Goal of the exercise
Gather all lines with the word "tonadillero" in them.

--- START Data provided ---

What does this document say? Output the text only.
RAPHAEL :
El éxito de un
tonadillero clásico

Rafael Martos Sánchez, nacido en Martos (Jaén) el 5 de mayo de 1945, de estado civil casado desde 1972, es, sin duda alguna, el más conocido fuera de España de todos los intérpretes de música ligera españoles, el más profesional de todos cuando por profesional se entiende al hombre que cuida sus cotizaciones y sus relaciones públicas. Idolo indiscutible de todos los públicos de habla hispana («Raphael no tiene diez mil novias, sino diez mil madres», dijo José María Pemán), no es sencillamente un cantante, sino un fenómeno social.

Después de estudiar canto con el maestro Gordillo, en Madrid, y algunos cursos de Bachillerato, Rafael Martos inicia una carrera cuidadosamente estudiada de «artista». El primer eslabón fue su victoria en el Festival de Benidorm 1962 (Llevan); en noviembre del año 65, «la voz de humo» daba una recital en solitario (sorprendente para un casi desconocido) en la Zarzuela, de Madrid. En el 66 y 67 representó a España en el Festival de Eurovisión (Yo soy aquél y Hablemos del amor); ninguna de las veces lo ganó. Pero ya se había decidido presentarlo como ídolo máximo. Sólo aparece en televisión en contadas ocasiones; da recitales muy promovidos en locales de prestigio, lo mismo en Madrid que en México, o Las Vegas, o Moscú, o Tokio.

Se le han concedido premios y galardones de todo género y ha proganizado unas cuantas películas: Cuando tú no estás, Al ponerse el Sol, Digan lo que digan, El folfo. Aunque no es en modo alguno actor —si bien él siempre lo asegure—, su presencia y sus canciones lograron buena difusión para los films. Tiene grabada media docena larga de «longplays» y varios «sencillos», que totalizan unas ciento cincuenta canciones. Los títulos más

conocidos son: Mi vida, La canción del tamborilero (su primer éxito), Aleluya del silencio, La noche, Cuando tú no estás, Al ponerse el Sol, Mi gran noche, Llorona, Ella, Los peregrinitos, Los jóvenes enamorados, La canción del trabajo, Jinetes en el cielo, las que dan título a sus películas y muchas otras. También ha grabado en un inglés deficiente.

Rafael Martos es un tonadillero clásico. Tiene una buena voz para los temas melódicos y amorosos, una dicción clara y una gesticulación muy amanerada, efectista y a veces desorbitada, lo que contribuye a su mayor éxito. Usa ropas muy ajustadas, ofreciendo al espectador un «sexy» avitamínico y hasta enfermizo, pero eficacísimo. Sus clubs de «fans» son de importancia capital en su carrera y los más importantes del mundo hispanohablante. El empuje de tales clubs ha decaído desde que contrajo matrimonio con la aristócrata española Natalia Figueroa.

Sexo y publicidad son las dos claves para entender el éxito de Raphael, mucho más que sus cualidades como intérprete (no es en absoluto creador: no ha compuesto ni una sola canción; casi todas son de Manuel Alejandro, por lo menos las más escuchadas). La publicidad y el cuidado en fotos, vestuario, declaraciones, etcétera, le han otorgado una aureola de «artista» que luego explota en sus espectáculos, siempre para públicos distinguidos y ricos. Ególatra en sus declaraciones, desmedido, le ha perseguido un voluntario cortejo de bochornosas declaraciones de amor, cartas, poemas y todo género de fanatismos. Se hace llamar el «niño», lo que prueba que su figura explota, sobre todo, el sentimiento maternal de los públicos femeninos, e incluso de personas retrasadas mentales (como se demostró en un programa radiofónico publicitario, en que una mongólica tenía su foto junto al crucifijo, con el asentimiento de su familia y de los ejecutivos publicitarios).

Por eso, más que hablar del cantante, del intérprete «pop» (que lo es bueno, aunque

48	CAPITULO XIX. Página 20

--- END Data provided ---

Answer for the task
tonadillero clásico
Rafael Martos es un tonadillero clásico. Tiene una buena voz para los temas melódicos y amorosos, una dicción clara y una gesticulación muy amanerada, efectista y a veces desorbitada, lo que contribuye a su mayor éxito. Usa ropas muy ajustadas, ofreciendo al espectador un «sexy» avitamínico y hasta enfermizo, pero eficacísimo. Sus clubs de «fans» son de importancia capital en su carrera y los más importantes del mundo hispanohablante. El empuje de tales clubs ha decaído desde que contrajo matrimonio con la aristócrata española Natalia Figueroa.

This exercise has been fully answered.